Task objective: Return every record below exactly as written, but leave out the pictures.

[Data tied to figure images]
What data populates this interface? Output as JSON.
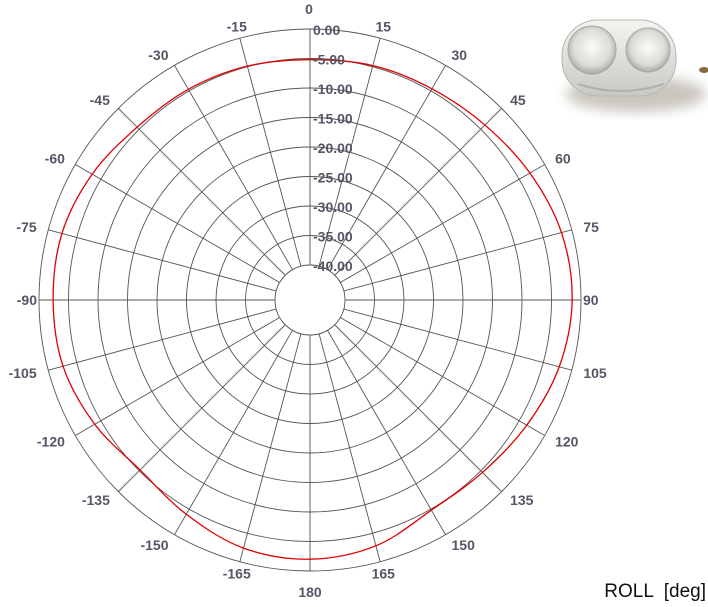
{
  "chart_data": {
    "type": "polar-line",
    "xlabel": "ROLL  [deg]",
    "angle_tick_labels": [
      "0",
      "15",
      "30",
      "45",
      "60",
      "75",
      "90",
      "105",
      "120",
      "135",
      "150",
      "165",
      "180",
      "-165",
      "-150",
      "-135",
      "-120",
      "-105",
      "-90",
      "-75",
      "-60",
      "-45",
      "-30",
      "-15"
    ],
    "radial_tick_labels": [
      "0.00",
      "-5.00",
      "-10.00",
      "-15.00",
      "-20.00",
      "-25.00",
      "-30.00",
      "-35.00",
      "-40.00"
    ],
    "rlim": [
      -40,
      0
    ],
    "grid": true,
    "series": [
      {
        "color": "#e00000",
        "points": [
          {
            "angle": 0,
            "value": -5.2
          },
          {
            "angle": 15,
            "value": -4.8
          },
          {
            "angle": 30,
            "value": -4.6
          },
          {
            "angle": 45,
            "value": -4.0
          },
          {
            "angle": 60,
            "value": -2.9
          },
          {
            "angle": 75,
            "value": -1.8
          },
          {
            "angle": 90,
            "value": -1.5
          },
          {
            "angle": 105,
            "value": -2.2
          },
          {
            "angle": 120,
            "value": -3.5
          },
          {
            "angle": 135,
            "value": -4.6
          },
          {
            "angle": 150,
            "value": -4.8
          },
          {
            "angle": 165,
            "value": -2.8
          },
          {
            "angle": 180,
            "value": -2.0
          },
          {
            "angle": -165,
            "value": -2.4
          },
          {
            "angle": -150,
            "value": -4.0
          },
          {
            "angle": -135,
            "value": -5.2
          },
          {
            "angle": -120,
            "value": -3.8
          },
          {
            "angle": -105,
            "value": -2.6
          },
          {
            "angle": -90,
            "value": -2.4
          },
          {
            "angle": -75,
            "value": -2.4
          },
          {
            "angle": -60,
            "value": -3.3
          },
          {
            "angle": -45,
            "value": -4.5
          },
          {
            "angle": -30,
            "value": -4.7
          },
          {
            "angle": -15,
            "value": -4.9
          }
        ]
      }
    ]
  }
}
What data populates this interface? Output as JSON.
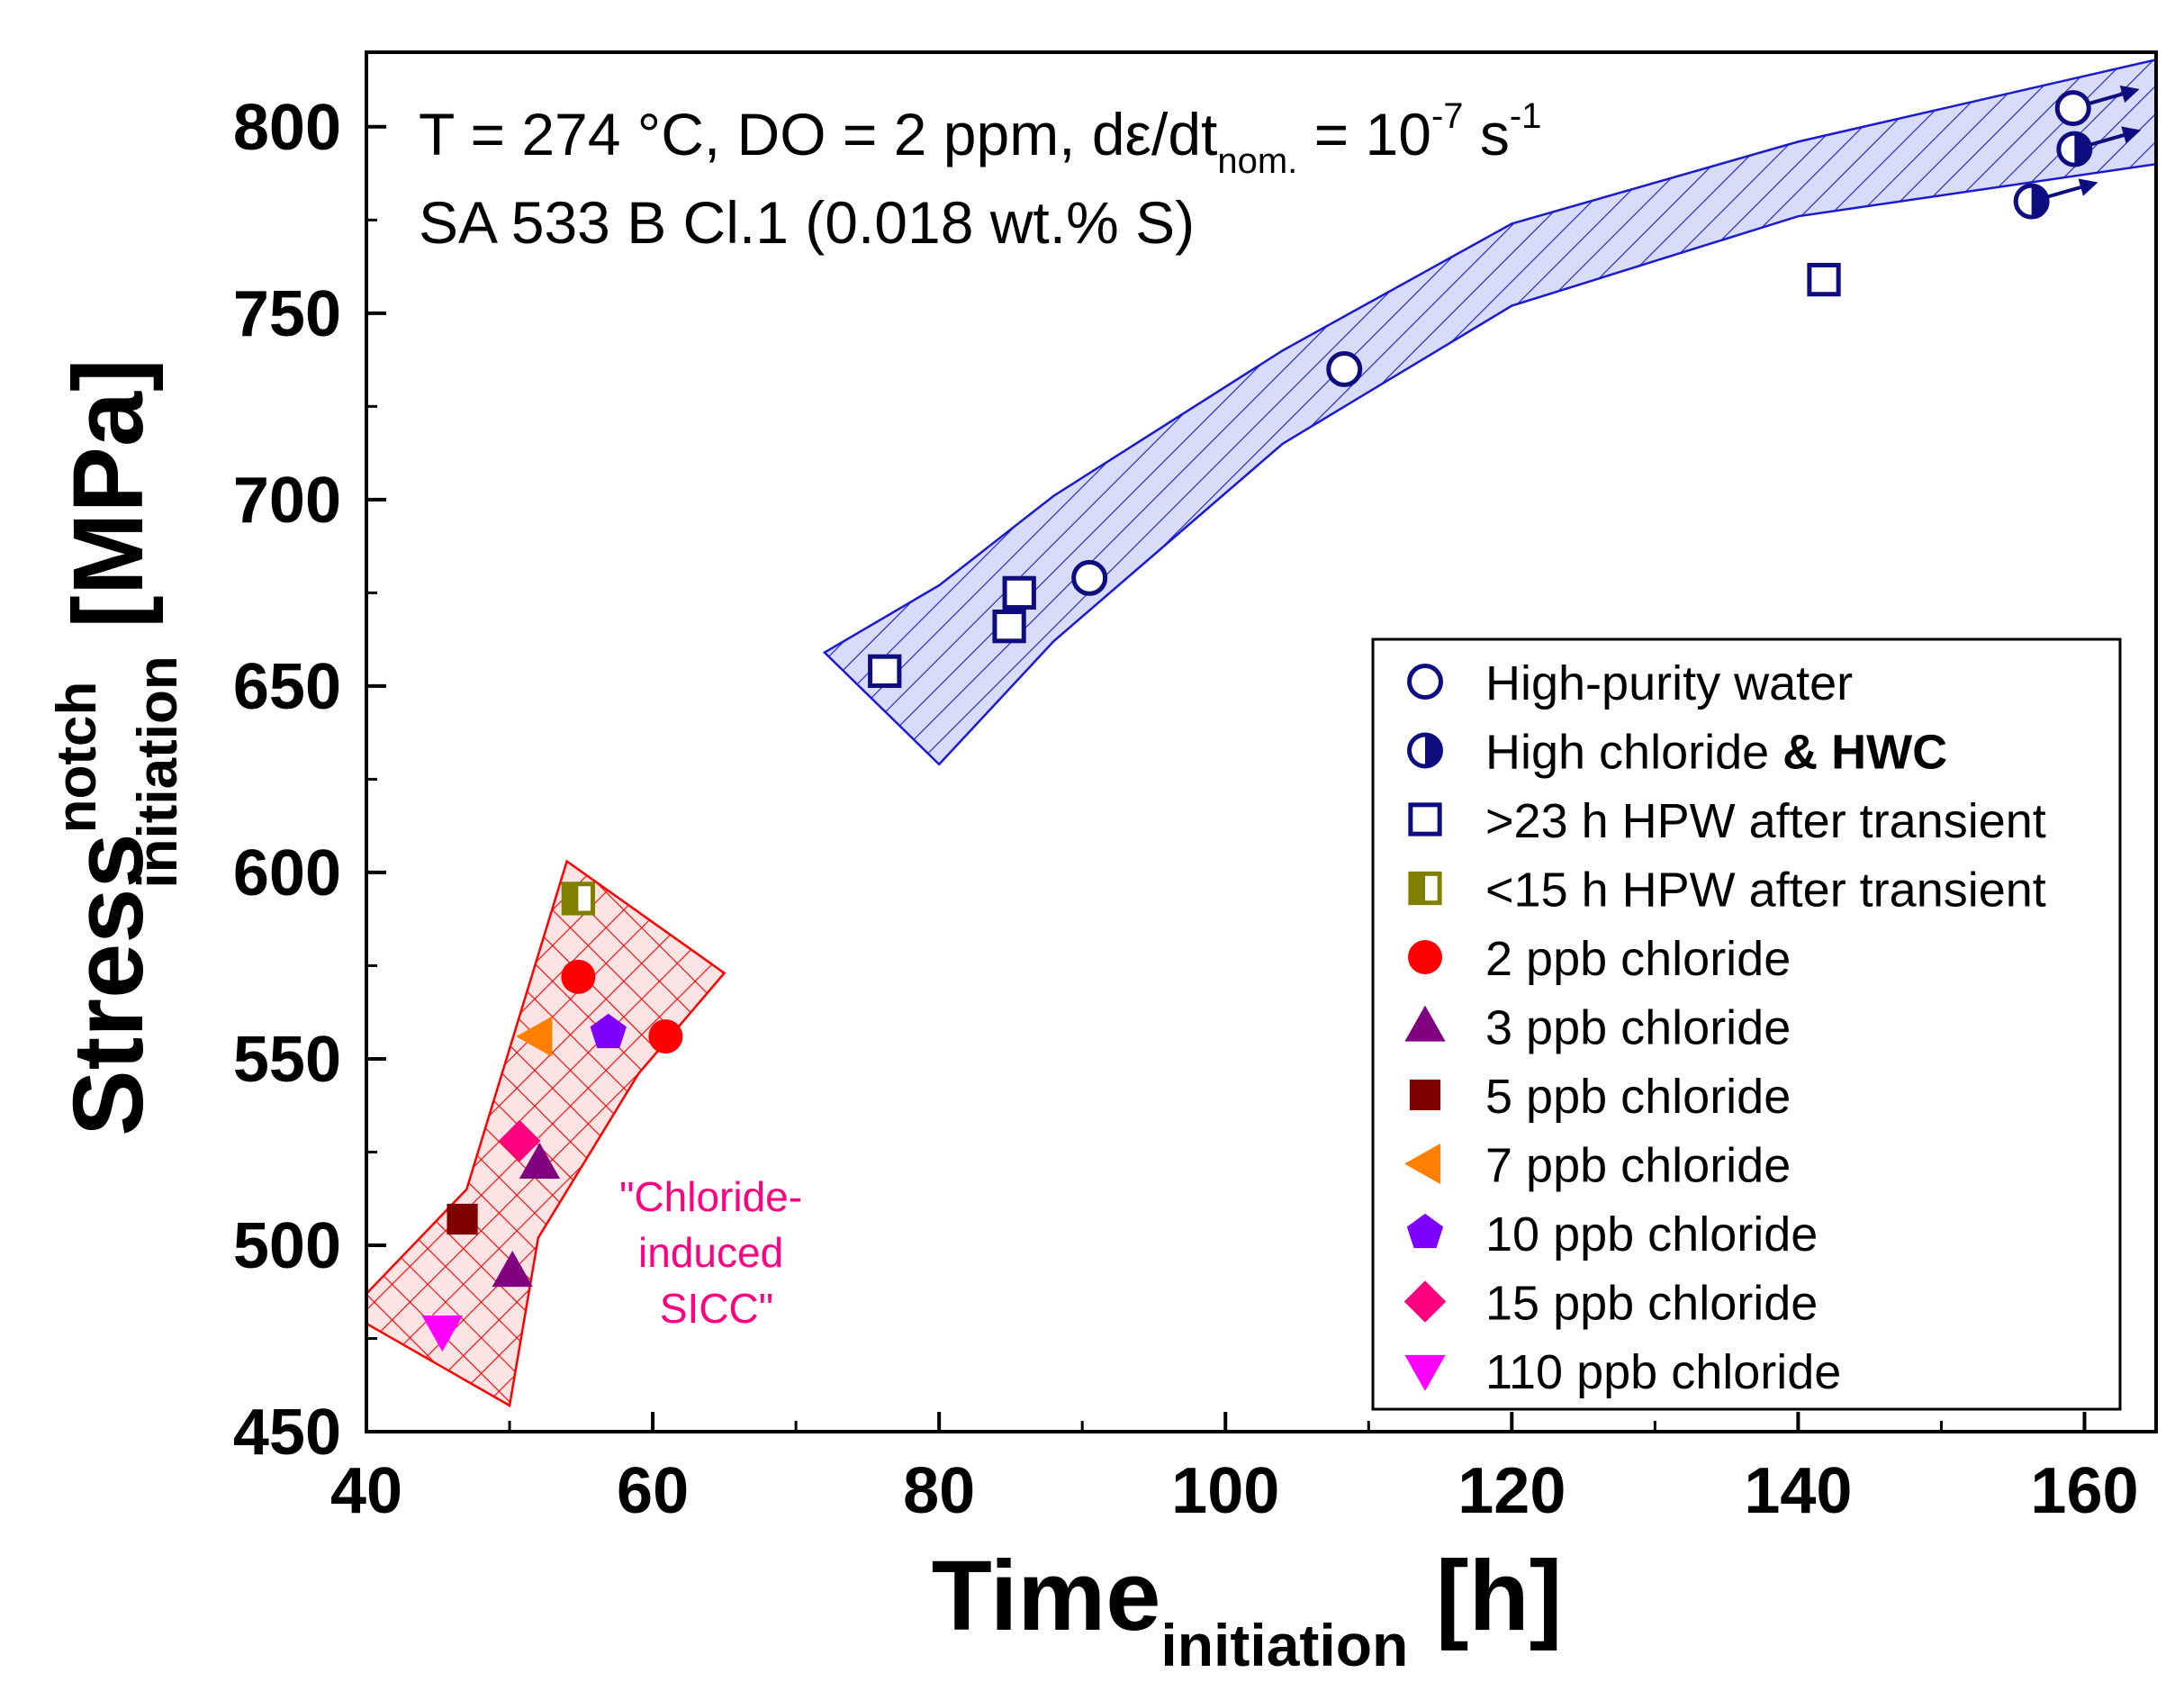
{
  "chart_data": {
    "type": "scatter",
    "annotations": {
      "line1_main": "T = 274 °C, DO = 2 ppm, dε/dt",
      "line1_sub": "nom.",
      "line1_eq": " = 10",
      "line1_exp": "-7",
      "line1_unit": " s",
      "line1_unit_exp": "-1",
      "line2": "SA 533 B Cl.1 (0.018 wt.% S)",
      "sicc_1": "\"Chloride-",
      "sicc_2": "induced",
      "sicc_3": "SICC\""
    },
    "xaxis": {
      "label_main": "Time",
      "label_sub": "initiation",
      "label_unit": " [h]",
      "min": 40,
      "max": 165,
      "ticks": [
        40,
        60,
        80,
        100,
        120,
        140,
        160
      ]
    },
    "yaxis": {
      "label_main": "Stress",
      "label_sup": "notch",
      "label_sub": "initiation",
      "label_unit": " [MPa]",
      "min": 450,
      "max": 820,
      "ticks": [
        450,
        500,
        550,
        600,
        650,
        700,
        750,
        800
      ]
    },
    "colors": {
      "navy": "#0d0d80",
      "olive": "#808000",
      "red": "#ff0000",
      "purple": "#800080",
      "maroon": "#800000",
      "orange": "#ff8000",
      "violet": "#8000ff",
      "pink": "#ff0080",
      "magenta": "#ff00ff",
      "band_blue": "#1a1ad0",
      "band_blue_fill": "#d8dcf8",
      "band_red": "#ff0000",
      "band_red_fill": "#fde4e4",
      "sicc_text": "#ff0080"
    },
    "bands": [
      {
        "name": "hpw-band",
        "polygon": [
          [
            72,
            659
          ],
          [
            80,
            629
          ],
          [
            88,
            662
          ],
          [
            104,
            715
          ],
          [
            120,
            752
          ],
          [
            140,
            776
          ],
          [
            165,
            790
          ],
          [
            165,
            818
          ],
          [
            140,
            796
          ],
          [
            120,
            774
          ],
          [
            104,
            740
          ],
          [
            88,
            701
          ],
          [
            80,
            677
          ]
        ]
      },
      {
        "name": "chloride-band",
        "polygon": [
          [
            40,
            487
          ],
          [
            47,
            515
          ],
          [
            54,
            603
          ],
          [
            65,
            573
          ],
          [
            59,
            546
          ],
          [
            52,
            502
          ],
          [
            50,
            457
          ],
          [
            40,
            479
          ]
        ]
      }
    ],
    "series": [
      {
        "name": "High-purity water",
        "marker": "circle-open",
        "color": "#0d0d80",
        "points": [
          [
            90.5,
            679
          ],
          [
            108.3,
            735
          ],
          [
            159.2,
            805
          ]
        ]
      },
      {
        "name": "High chloride & HWC",
        "name_main": "High chloride ",
        "name_bold": "& HWC",
        "marker": "circle-half",
        "color": "#0d0d80",
        "arrows": true,
        "points": [
          [
            156.3,
            780
          ],
          [
            159.3,
            794
          ]
        ]
      },
      {
        "name": ">23 h HPW after transient",
        "marker": "square-open",
        "color": "#0d0d80",
        "points": [
          [
            76.2,
            654
          ],
          [
            84.9,
            666
          ],
          [
            85.6,
            675
          ],
          [
            141.8,
            759
          ]
        ]
      },
      {
        "name": "<15 h HPW after transient",
        "marker": "square-half",
        "color": "#808000",
        "points": [
          [
            54.8,
            593
          ]
        ]
      },
      {
        "name": "2 ppb chloride",
        "marker": "circle",
        "color": "#ff0000",
        "points": [
          [
            54.8,
            572
          ],
          [
            60.9,
            556
          ]
        ]
      },
      {
        "name": "3 ppb chloride",
        "marker": "triangle-up",
        "color": "#800080",
        "points": [
          [
            52.1,
            522
          ],
          [
            50.2,
            493
          ]
        ]
      },
      {
        "name": "5 ppb chloride",
        "marker": "square",
        "color": "#800000",
        "points": [
          [
            46.7,
            507
          ]
        ]
      },
      {
        "name": "7 ppb chloride",
        "marker": "triangle-left",
        "color": "#ff8000",
        "points": [
          [
            51.9,
            556
          ]
        ]
      },
      {
        "name": "10 ppb chloride",
        "marker": "pentagon",
        "color": "#8000ff",
        "points": [
          [
            56.9,
            557
          ]
        ]
      },
      {
        "name": "15 ppb chloride",
        "marker": "diamond",
        "color": "#ff0080",
        "points": [
          [
            50.7,
            528
          ]
        ]
      },
      {
        "name": "110 ppb chloride",
        "marker": "triangle-down",
        "color": "#ff00ff",
        "points": [
          [
            45.3,
            477
          ]
        ]
      }
    ],
    "legend": {
      "position": "bottom-right"
    }
  }
}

Finished answer:
What data populates this interface? Output as JSON.
{
  "chart_data": {
    "type": "polar-line",
    "xlabel": "ROLL  [deg]",
    "angle_tick_labels": [
      "0",
      "15",
      "30",
      "45",
      "60",
      "75",
      "90",
      "105",
      "120",
      "135",
      "150",
      "165",
      "180",
      "-165",
      "-150",
      "-135",
      "-120",
      "-105",
      "-90",
      "-75",
      "-60",
      "-45",
      "-30",
      "-15"
    ],
    "radial_tick_labels": [
      "0.00",
      "-5.00",
      "-10.00",
      "-15.00",
      "-20.00",
      "-25.00",
      "-30.00",
      "-35.00",
      "-40.00"
    ],
    "rlim": [
      -40,
      0
    ],
    "grid": true,
    "series": [
      {
        "color": "#e00000",
        "points": [
          {
            "angle": 0,
            "value": -5.2
          },
          {
            "angle": 15,
            "value": -4.8
          },
          {
            "angle": 30,
            "value": -4.6
          },
          {
            "angle": 45,
            "value": -4.0
          },
          {
            "angle": 60,
            "value": -2.9
          },
          {
            "angle": 75,
            "value": -1.8
          },
          {
            "angle": 90,
            "value": -1.5
          },
          {
            "angle": 105,
            "value": -2.2
          },
          {
            "angle": 120,
            "value": -3.5
          },
          {
            "angle": 135,
            "value": -4.6
          },
          {
            "angle": 150,
            "value": -4.8
          },
          {
            "angle": 165,
            "value": -2.8
          },
          {
            "angle": 180,
            "value": -2.0
          },
          {
            "angle": -165,
            "value": -2.4
          },
          {
            "angle": -150,
            "value": -4.0
          },
          {
            "angle": -135,
            "value": -5.2
          },
          {
            "angle": -120,
            "value": -3.8
          },
          {
            "angle": -105,
            "value": -2.6
          },
          {
            "angle": -90,
            "value": -2.4
          },
          {
            "angle": -75,
            "value": -2.4
          },
          {
            "angle": -60,
            "value": -3.3
          },
          {
            "angle": -45,
            "value": -4.5
          },
          {
            "angle": -30,
            "value": -4.7
          },
          {
            "angle": -15,
            "value": -4.9
          }
        ]
      }
    ]
  }
}
What data populates this interface? Output as JSON.
{
  "chart_data": {
    "type": "scatter",
    "annotations": {
      "line1_main": "T = 274 °C, DO = 2 ppm, dε/dt",
      "line1_sub": "nom.",
      "line1_eq": " = 10",
      "line1_exp": "-7",
      "line1_unit": " s",
      "line1_unit_exp": "-1",
      "line2": "SA 533 B Cl.1 (0.018 wt.% S)",
      "sicc_1": "\"Chloride-",
      "sicc_2": "induced",
      "sicc_3": "SICC\""
    },
    "xaxis": {
      "label_main": "Time",
      "label_sub": "initiation",
      "label_unit": " [h]",
      "min": 40,
      "max": 165,
      "ticks": [
        40,
        60,
        80,
        100,
        120,
        140,
        160
      ]
    },
    "yaxis": {
      "label_main": "Stress",
      "label_sup": "notch",
      "label_sub": "initiation",
      "label_unit": " [MPa]",
      "min": 450,
      "max": 820,
      "ticks": [
        450,
        500,
        550,
        600,
        650,
        700,
        750,
        800
      ]
    },
    "colors": {
      "navy": "#0d0d80",
      "olive": "#808000",
      "red": "#ff0000",
      "purple": "#800080",
      "maroon": "#800000",
      "orange": "#ff8000",
      "violet": "#8000ff",
      "pink": "#ff0080",
      "magenta": "#ff00ff",
      "band_blue": "#1a1ad0",
      "band_blue_fill": "#d8dcf8",
      "band_red": "#ff0000",
      "band_red_fill": "#fde4e4",
      "sicc_text": "#ff0080"
    },
    "bands": [
      {
        "name": "hpw-band",
        "polygon": [
          [
            72,
            659
          ],
          [
            80,
            629
          ],
          [
            88,
            662
          ],
          [
            104,
            715
          ],
          [
            120,
            752
          ],
          [
            140,
            776
          ],
          [
            165,
            790
          ],
          [
            165,
            818
          ],
          [
            140,
            796
          ],
          [
            120,
            774
          ],
          [
            104,
            740
          ],
          [
            88,
            701
          ],
          [
            80,
            677
          ]
        ]
      },
      {
        "name": "chloride-band",
        "polygon": [
          [
            40,
            487
          ],
          [
            47,
            515
          ],
          [
            54,
            603
          ],
          [
            65,
            573
          ],
          [
            59,
            546
          ],
          [
            52,
            502
          ],
          [
            50,
            457
          ],
          [
            40,
            479
          ]
        ]
      }
    ],
    "series": [
      {
        "name": "High-purity water",
        "marker": "circle-open",
        "color": "#0d0d80",
        "points": [
          [
            90.5,
            679
          ],
          [
            108.3,
            735
          ],
          [
            159.2,
            805
          ]
        ]
      },
      {
        "name": "High chloride & HWC",
        "name_main": "High chloride ",
        "name_bold": "& HWC",
        "marker": "circle-half",
        "color": "#0d0d80",
        "arrows": true,
        "points": [
          [
            156.3,
            780
          ],
          [
            159.3,
            794
          ]
        ]
      },
      {
        "name": ">23 h HPW after transient",
        "marker": "square-open",
        "color": "#0d0d80",
        "points": [
          [
            76.2,
            654
          ],
          [
            84.9,
            666
          ],
          [
            85.6,
            675
          ],
          [
            141.8,
            759
          ]
        ]
      },
      {
        "name": "<15 h HPW after transient",
        "marker": "square-half",
        "color": "#808000",
        "points": [
          [
            54.8,
            593
          ]
        ]
      },
      {
        "name": "2 ppb chloride",
        "marker": "circle",
        "color": "#ff0000",
        "points": [
          [
            54.8,
            572
          ],
          [
            60.9,
            556
          ]
        ]
      },
      {
        "name": "3 ppb chloride",
        "marker": "triangle-up",
        "color": "#800080",
        "points": [
          [
            52.1,
            522
          ],
          [
            50.2,
            493
          ]
        ]
      },
      {
        "name": "5 ppb chloride",
        "marker": "square",
        "color": "#800000",
        "points": [
          [
            46.7,
            507
          ]
        ]
      },
      {
        "name": "7 ppb chloride",
        "marker": "triangle-left",
        "color": "#ff8000",
        "points": [
          [
            51.9,
            556
          ]
        ]
      },
      {
        "name": "10 ppb chloride",
        "marker": "pentagon",
        "color": "#8000ff",
        "points": [
          [
            56.9,
            557
          ]
        ]
      },
      {
        "name": "15 ppb chloride",
        "marker": "diamond",
        "color": "#ff0080",
        "points": [
          [
            50.7,
            528
          ]
        ]
      },
      {
        "name": "110 ppb chloride",
        "marker": "triangle-down",
        "color": "#ff00ff",
        "points": [
          [
            45.3,
            477
          ]
        ]
      }
    ],
    "legend": {
      "position": "bottom-right"
    }
  }
}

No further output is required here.